EXERCISE INSTRUCTIONS - Repeat the full listing, word for word.

(Records excerpted from a collection)
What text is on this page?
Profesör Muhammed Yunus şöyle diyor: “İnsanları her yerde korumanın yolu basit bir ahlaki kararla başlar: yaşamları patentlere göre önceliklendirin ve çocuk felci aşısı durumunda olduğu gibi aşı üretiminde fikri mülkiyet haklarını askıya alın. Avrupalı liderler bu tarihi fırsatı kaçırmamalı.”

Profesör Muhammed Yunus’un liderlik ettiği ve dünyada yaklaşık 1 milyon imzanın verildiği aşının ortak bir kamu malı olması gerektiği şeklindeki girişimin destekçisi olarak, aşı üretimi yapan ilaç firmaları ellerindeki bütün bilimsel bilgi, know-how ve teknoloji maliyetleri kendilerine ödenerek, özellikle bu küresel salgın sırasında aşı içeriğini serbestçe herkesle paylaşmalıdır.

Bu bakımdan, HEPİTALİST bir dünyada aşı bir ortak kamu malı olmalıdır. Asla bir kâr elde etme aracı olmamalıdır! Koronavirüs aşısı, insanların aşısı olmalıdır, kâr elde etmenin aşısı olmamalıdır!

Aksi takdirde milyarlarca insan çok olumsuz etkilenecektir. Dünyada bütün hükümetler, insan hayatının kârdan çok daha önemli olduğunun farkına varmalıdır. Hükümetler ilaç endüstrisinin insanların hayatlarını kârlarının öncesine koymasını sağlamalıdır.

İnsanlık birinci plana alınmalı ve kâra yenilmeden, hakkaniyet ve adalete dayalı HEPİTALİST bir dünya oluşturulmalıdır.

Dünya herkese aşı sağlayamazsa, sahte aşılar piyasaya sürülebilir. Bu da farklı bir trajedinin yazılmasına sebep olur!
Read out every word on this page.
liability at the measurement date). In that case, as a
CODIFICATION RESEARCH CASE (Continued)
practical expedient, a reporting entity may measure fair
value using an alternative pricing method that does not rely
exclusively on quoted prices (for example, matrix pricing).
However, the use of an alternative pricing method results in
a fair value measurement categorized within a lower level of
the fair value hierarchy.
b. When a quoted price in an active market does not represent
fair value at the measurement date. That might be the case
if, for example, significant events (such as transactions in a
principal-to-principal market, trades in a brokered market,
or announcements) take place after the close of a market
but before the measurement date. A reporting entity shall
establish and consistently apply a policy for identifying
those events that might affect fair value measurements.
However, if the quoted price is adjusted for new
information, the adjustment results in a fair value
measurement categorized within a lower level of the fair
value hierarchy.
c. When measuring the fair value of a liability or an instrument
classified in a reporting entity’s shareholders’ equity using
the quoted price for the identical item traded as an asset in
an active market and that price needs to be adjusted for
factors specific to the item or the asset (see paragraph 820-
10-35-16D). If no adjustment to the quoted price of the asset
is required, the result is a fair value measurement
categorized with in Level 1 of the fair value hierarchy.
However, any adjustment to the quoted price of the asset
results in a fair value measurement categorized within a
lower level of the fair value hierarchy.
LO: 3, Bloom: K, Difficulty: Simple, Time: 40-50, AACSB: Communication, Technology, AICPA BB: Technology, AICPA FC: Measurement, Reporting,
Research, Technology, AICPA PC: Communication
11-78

TASK OUTPUT -
What text is on this page?
Profesör Muhammed Yunus şöyle diyor: “İnsanları her yerde korumanın yolu basit bir ahlaki kararla başlar: yaşamları patentlere göre önceliklendirin ve çocuk felci aşısı durumunda olduğu gibi aşı üretiminde fikri mülkiyet haklarını askıya alın. Avrupalı liderler bu tarihi fırsatı kaçırmamalı.”

Profesör Muhammed Yunus’un liderlik ettiği ve dünyada yaklaşık 1 milyon imzanın verildiği aşının ortak bir kamu malı olması gerektiği şeklindeki girişimin destekçisi olarak, aşı üretimi yapan ilaç firmaları ellerindeki bütün bilimsel bilgi, know-how ve teknoloji maliyetleri kendilerine ödenerek, özellikle bu küresel salgın sırasında aşı içeriğini serbestçe herkesle paylaşmalıdır.

Bu bakımdan, HEPİTALİST bir dünyada aşı bir ortak kamu malı olmalıdır. Asla bir kâr elde etme aracı olmamalıdır! Koronavirüs aşısı, insanların aşısı olmalıdır, kâr elde etmenin aşısı olmamalıdır!

Aksi takdirde milyarlarca insan çok olumsuz etkilenecektir. Dünyada bütün hükümetler, insan hayatının kârdan çok daha önemli olduğunun farkına varmalıdır. Hükümetler ilaç endüstrisinin insanların hayatlarını kârlarının öncesine koymasını sağlamalıdır.

İnsanlık birinci plana alınmalı ve kâra yenilmeden, hakkaniyet ve adalete dayalı HEPİTALİST bir dünya oluşturulmalıdır.

Dünya herkese aşı sağlayamazsa, sahte aşılar piyasaya sürülebilir. Bu da farklı bir trajedinin yazılmasına sebep olur!
Read out every word on this page.
liability at the measurement date). In that case, as a
CODIFICATION RESEARCH CASE (Continued)
practical expedient, a reporting entity may measure fair
value using an alternative pricing method that does not rely
exclusively on quoted prices (for example, matrix pricing).
However, the use of an alternative pricing method results in
a fair value measurement categorized within a lower level of
the fair value hierarchy.
b. When a quoted price in an active market does not represent
fair value at the measurement date. That might be the case
if, for example, significant events (such as transactions in a
principal-to-principal market, trades in a brokered market,
or announcements) take place after the close of a market
but before the measurement date. A reporting entity shall
establish and consistently apply a policy for identifying
those events that might affect fair value measurements.
However, if the quoted price is adjusted for new
information, the adjustment results in a fair value
measurement categorized within a lower level of the fair
value hierarchy.
c. When measuring the fair value of a liability or an instrument
classified in a reporting entity’s shareholders’ equity using
the quoted price for the identical item traded as an asset in
an active market and that price needs to be adjusted for
factors specific to the item or the asset (see paragraph 820-
10-35-16D). If no adjustment to the quoted price of the asset
is required, the result is a fair value measurement
categorized with in Level 1 of the fair value hierarchy.
However, any adjustment to the quoted price of the asset
results in a fair value measurement categorized within a
lower level of the fair value hierarchy.
LO: 3, Bloom: K, Difficulty: Simple, Time: 40-50, AACSB: Communication, Technology, AICPA BB: Technology, AICPA FC: Measurement, Reporting,
Research, Technology, AICPA PC: Communication
11-78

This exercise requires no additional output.